_What is asked_: List each line of the data that holds the string "текста", please.

_Excerpted data_:
================================

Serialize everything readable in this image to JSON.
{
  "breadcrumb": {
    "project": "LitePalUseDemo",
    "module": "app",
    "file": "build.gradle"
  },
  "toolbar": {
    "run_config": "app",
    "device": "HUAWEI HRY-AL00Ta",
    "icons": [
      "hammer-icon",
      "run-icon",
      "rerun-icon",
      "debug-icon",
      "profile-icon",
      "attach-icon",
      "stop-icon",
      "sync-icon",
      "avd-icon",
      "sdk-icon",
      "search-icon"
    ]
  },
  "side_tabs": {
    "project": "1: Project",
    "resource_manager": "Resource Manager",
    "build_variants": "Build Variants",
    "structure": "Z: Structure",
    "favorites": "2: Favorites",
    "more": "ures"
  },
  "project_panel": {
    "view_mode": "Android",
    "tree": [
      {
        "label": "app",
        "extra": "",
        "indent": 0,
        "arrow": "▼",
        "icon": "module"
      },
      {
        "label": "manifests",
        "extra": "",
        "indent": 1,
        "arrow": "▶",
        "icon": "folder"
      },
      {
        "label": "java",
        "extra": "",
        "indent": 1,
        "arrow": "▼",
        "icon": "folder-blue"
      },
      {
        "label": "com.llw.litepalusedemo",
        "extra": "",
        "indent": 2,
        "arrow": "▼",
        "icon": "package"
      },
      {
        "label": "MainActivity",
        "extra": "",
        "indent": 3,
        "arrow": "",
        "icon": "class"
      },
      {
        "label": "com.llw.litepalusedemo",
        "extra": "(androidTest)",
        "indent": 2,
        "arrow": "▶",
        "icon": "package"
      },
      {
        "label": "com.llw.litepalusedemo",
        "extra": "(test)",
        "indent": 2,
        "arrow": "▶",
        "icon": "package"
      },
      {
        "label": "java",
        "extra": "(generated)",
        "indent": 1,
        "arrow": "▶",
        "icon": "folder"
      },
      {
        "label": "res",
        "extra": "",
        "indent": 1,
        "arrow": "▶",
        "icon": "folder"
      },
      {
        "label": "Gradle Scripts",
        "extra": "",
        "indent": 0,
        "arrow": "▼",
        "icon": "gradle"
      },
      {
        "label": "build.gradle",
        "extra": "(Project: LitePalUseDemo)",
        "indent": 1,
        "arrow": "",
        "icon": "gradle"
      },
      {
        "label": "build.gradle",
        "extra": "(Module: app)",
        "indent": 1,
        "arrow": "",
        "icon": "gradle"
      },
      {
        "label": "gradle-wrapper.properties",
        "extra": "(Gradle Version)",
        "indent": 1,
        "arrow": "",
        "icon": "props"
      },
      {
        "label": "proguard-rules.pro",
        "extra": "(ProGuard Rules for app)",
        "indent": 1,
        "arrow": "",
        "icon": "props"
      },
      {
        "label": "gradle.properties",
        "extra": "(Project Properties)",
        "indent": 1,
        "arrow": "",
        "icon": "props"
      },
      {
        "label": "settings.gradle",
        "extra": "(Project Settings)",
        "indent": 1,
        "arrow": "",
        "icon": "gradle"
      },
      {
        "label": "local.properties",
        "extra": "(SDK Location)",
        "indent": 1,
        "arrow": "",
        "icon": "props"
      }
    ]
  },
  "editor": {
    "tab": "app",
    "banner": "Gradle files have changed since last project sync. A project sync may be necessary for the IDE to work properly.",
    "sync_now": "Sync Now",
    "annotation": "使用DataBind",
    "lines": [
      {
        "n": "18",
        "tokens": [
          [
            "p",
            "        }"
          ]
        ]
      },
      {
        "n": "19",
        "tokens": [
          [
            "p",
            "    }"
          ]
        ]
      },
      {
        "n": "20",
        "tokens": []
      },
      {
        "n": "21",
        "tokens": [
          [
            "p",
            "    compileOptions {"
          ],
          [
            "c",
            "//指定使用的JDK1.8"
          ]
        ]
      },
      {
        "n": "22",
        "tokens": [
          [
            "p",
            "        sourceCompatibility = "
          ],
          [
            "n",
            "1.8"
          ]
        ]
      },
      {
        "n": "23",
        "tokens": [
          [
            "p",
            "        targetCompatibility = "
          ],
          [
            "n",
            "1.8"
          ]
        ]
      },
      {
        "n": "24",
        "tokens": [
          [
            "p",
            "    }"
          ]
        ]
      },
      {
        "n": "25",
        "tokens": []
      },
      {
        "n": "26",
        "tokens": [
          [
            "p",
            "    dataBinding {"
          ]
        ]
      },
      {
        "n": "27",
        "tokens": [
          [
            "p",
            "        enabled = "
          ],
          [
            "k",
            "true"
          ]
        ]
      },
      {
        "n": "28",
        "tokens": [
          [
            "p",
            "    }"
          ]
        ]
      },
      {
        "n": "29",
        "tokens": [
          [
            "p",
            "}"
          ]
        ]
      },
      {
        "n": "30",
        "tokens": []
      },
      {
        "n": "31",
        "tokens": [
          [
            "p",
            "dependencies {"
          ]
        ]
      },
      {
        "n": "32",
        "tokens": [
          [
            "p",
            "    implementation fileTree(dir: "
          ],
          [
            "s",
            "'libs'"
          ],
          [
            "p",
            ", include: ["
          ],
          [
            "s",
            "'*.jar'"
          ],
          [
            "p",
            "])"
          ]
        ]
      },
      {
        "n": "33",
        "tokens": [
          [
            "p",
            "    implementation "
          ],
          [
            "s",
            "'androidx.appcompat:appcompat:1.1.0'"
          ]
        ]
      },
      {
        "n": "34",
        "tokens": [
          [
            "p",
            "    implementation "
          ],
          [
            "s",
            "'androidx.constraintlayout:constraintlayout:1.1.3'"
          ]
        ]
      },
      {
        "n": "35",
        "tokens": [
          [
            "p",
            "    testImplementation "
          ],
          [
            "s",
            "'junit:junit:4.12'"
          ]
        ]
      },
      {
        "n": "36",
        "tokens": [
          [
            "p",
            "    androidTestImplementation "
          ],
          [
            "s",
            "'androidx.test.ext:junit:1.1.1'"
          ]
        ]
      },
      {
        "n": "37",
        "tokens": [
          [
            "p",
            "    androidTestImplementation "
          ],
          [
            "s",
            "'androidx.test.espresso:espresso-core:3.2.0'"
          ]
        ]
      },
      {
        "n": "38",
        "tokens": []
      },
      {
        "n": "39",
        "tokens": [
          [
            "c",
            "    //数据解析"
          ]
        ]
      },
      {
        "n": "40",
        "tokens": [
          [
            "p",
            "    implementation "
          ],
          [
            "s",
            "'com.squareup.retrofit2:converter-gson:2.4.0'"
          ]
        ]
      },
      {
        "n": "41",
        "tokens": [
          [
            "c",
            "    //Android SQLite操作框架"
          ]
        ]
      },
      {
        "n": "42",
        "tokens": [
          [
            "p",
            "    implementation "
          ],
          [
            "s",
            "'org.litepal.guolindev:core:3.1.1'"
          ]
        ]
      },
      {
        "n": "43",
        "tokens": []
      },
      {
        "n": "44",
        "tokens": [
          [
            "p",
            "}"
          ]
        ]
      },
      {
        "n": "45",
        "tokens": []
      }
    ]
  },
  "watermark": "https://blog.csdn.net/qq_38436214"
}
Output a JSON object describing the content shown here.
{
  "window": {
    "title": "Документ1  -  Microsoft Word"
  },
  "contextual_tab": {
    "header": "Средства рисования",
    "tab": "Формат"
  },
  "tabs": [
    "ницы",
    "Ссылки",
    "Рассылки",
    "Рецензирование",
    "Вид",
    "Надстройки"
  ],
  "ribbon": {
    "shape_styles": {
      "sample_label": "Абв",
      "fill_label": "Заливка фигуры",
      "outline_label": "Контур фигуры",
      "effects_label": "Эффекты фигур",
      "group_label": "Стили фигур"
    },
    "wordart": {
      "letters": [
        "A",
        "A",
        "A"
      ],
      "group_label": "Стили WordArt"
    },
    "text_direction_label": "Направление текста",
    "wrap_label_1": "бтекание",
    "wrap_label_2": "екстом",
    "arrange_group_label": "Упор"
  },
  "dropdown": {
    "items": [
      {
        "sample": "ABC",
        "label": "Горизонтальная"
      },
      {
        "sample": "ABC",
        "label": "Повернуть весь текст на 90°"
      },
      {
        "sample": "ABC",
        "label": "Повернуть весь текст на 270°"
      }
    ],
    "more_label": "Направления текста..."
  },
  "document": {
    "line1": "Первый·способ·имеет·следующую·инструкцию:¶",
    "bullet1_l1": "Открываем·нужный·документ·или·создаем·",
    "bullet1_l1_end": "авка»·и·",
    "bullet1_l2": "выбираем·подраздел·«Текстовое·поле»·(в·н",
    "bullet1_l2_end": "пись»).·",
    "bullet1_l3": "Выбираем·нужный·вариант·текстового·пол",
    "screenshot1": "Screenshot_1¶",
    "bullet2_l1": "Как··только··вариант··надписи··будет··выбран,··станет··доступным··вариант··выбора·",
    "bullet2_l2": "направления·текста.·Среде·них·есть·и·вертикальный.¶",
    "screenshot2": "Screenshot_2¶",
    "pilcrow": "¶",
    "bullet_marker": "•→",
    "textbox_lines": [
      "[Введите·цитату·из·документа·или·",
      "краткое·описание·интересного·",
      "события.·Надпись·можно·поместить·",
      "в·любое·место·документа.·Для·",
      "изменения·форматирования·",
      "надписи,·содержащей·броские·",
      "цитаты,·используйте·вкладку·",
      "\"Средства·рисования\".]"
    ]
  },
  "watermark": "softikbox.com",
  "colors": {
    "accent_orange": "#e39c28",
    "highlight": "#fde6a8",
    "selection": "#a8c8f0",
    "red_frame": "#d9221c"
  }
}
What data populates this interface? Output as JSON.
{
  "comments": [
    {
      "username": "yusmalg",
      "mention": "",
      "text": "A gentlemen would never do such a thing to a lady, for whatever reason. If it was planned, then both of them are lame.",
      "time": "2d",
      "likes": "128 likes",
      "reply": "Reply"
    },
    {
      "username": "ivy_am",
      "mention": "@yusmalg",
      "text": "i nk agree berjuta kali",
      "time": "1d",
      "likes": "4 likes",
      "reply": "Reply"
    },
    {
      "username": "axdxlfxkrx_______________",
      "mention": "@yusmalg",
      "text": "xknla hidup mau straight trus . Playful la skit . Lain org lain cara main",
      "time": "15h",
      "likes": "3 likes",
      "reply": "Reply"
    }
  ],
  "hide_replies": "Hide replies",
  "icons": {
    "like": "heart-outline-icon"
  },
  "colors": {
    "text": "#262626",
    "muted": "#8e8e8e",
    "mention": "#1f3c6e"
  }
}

================================

_Exercise result_:
    "text_direction_label": "Направление текста",
    "more_label": "Направления текста..."
    "bullet2_l2": "направления·текста.·Среде·них·есть·и·вертикальный.¶",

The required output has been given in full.